Problem to work on:
In this exercise, return the whole listing exactly, excluding any images.

[begin Given records]

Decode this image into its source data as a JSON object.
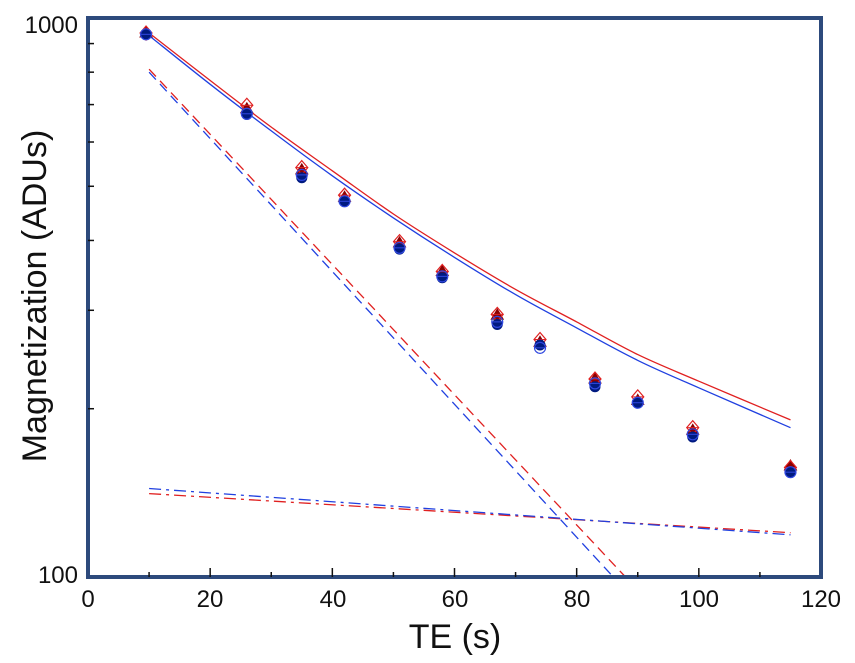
{
  "chart_data": {
    "type": "scatter",
    "title": "",
    "xlabel": "TE (s)",
    "ylabel": "Magnetization (ADUs)",
    "xlim": [
      0,
      120
    ],
    "ylim": [
      100,
      1000
    ],
    "yscale": "log",
    "x_ticks": [
      "0",
      "20",
      "40",
      "60",
      "80",
      "100",
      "120"
    ],
    "y_ticks": [
      "100",
      "1000"
    ],
    "frame_color": "#2d4a7c",
    "series": [
      {
        "name": "red filled markers",
        "color": "#8b0000",
        "marker": "filled-triangle",
        "x": [
          9.5,
          26,
          35,
          42,
          51,
          58,
          67,
          74,
          83,
          90,
          99,
          115
        ],
        "y": [
          940,
          688,
          535,
          478,
          396,
          352,
          294,
          263,
          226,
          207,
          183,
          158
        ]
      },
      {
        "name": "red open markers",
        "color": "#e02020",
        "marker": "open-diamond",
        "x": [
          9.5,
          26,
          35,
          42,
          51,
          58,
          67,
          74,
          83,
          90,
          99,
          115
        ],
        "y": [
          940,
          698,
          540,
          482,
          398,
          352,
          295,
          266,
          226,
          210,
          185,
          157
        ]
      },
      {
        "name": "blue filled markers",
        "color": "#001a80",
        "marker": "filled-circle",
        "x": [
          9.5,
          26,
          35,
          42,
          51,
          58,
          67,
          74,
          83,
          90,
          99,
          115
        ],
        "y": [
          935,
          672,
          518,
          470,
          386,
          343,
          283,
          260,
          219,
          205,
          178,
          154
        ]
      },
      {
        "name": "blue open markers",
        "color": "#3048e0",
        "marker": "open-circle",
        "x": [
          9.5,
          26,
          35,
          42,
          51,
          58,
          67,
          74,
          83,
          90,
          99,
          115
        ],
        "y": [
          935,
          674,
          524,
          470,
          388,
          345,
          286,
          257,
          222,
          205,
          180,
          154
        ]
      }
    ],
    "fit_lines": [
      {
        "name": "red total fit",
        "color": "#e02020",
        "style": "solid",
        "x": [
          10,
          20,
          30,
          40,
          50,
          60,
          70,
          80,
          90,
          100,
          115
        ],
        "y": [
          940,
          773,
          638,
          533,
          446,
          380,
          327,
          286,
          250,
          224,
          191
        ]
      },
      {
        "name": "blue total fit",
        "color": "#2040e0",
        "style": "solid",
        "x": [
          10,
          20,
          30,
          40,
          50,
          60,
          70,
          80,
          90,
          100,
          115
        ],
        "y": [
          930,
          761,
          628,
          522,
          439,
          373,
          320,
          279,
          244,
          218,
          185
        ]
      },
      {
        "name": "red fast component",
        "color": "#e02020",
        "style": "dashed",
        "x": [
          10,
          88
        ],
        "y": [
          810,
          100
        ]
      },
      {
        "name": "blue fast component",
        "color": "#2040e0",
        "style": "dashed",
        "x": [
          10,
          86
        ],
        "y": [
          800,
          100
        ]
      },
      {
        "name": "red slow component",
        "color": "#e02020",
        "style": "dash-dot",
        "x": [
          10,
          115
        ],
        "y": [
          141,
          120
        ]
      },
      {
        "name": "blue slow component",
        "color": "#2040e0",
        "style": "dash-dot",
        "x": [
          10,
          115
        ],
        "y": [
          144,
          119
        ]
      }
    ]
  }
}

[end Given records]

Exercise answer:
Decode this image into its source data as a JSON object.
{
  "chart_data": {
    "type": "scatter",
    "title": "",
    "xlabel": "TE (s)",
    "ylabel": "Magnetization (ADUs)",
    "xlim": [
      0,
      120
    ],
    "ylim": [
      100,
      1000
    ],
    "yscale": "log",
    "x_ticks": [
      "0",
      "20",
      "40",
      "60",
      "80",
      "100",
      "120"
    ],
    "y_ticks": [
      "100",
      "1000"
    ],
    "frame_color": "#2d4a7c",
    "series": [
      {
        "name": "red filled markers",
        "color": "#8b0000",
        "marker": "filled-triangle",
        "x": [
          9.5,
          26,
          35,
          42,
          51,
          58,
          67,
          74,
          83,
          90,
          99,
          115
        ],
        "y": [
          940,
          688,
          535,
          478,
          396,
          352,
          294,
          263,
          226,
          207,
          183,
          158
        ]
      },
      {
        "name": "red open markers",
        "color": "#e02020",
        "marker": "open-diamond",
        "x": [
          9.5,
          26,
          35,
          42,
          51,
          58,
          67,
          74,
          83,
          90,
          99,
          115
        ],
        "y": [
          940,
          698,
          540,
          482,
          398,
          352,
          295,
          266,
          226,
          210,
          185,
          157
        ]
      },
      {
        "name": "blue filled markers",
        "color": "#001a80",
        "marker": "filled-circle",
        "x": [
          9.5,
          26,
          35,
          42,
          51,
          58,
          67,
          74,
          83,
          90,
          99,
          115
        ],
        "y": [
          935,
          672,
          518,
          470,
          386,
          343,
          283,
          260,
          219,
          205,
          178,
          154
        ]
      },
      {
        "name": "blue open markers",
        "color": "#3048e0",
        "marker": "open-circle",
        "x": [
          9.5,
          26,
          35,
          42,
          51,
          58,
          67,
          74,
          83,
          90,
          99,
          115
        ],
        "y": [
          935,
          674,
          524,
          470,
          388,
          345,
          286,
          257,
          222,
          205,
          180,
          154
        ]
      }
    ],
    "fit_lines": [
      {
        "name": "red total fit",
        "color": "#e02020",
        "style": "solid",
        "x": [
          10,
          20,
          30,
          40,
          50,
          60,
          70,
          80,
          90,
          100,
          115
        ],
        "y": [
          940,
          773,
          638,
          533,
          446,
          380,
          327,
          286,
          250,
          224,
          191
        ]
      },
      {
        "name": "blue total fit",
        "color": "#2040e0",
        "style": "solid",
        "x": [
          10,
          20,
          30,
          40,
          50,
          60,
          70,
          80,
          90,
          100,
          115
        ],
        "y": [
          930,
          761,
          628,
          522,
          439,
          373,
          320,
          279,
          244,
          218,
          185
        ]
      },
      {
        "name": "red fast component",
        "color": "#e02020",
        "style": "dashed",
        "x": [
          10,
          88
        ],
        "y": [
          810,
          100
        ]
      },
      {
        "name": "blue fast component",
        "color": "#2040e0",
        "style": "dashed",
        "x": [
          10,
          86
        ],
        "y": [
          800,
          100
        ]
      },
      {
        "name": "red slow component",
        "color": "#e02020",
        "style": "dash-dot",
        "x": [
          10,
          115
        ],
        "y": [
          141,
          120
        ]
      },
      {
        "name": "blue slow component",
        "color": "#2040e0",
        "style": "dash-dot",
        "x": [
          10,
          115
        ],
        "y": [
          144,
          119
        ]
      }
    ]
  }
}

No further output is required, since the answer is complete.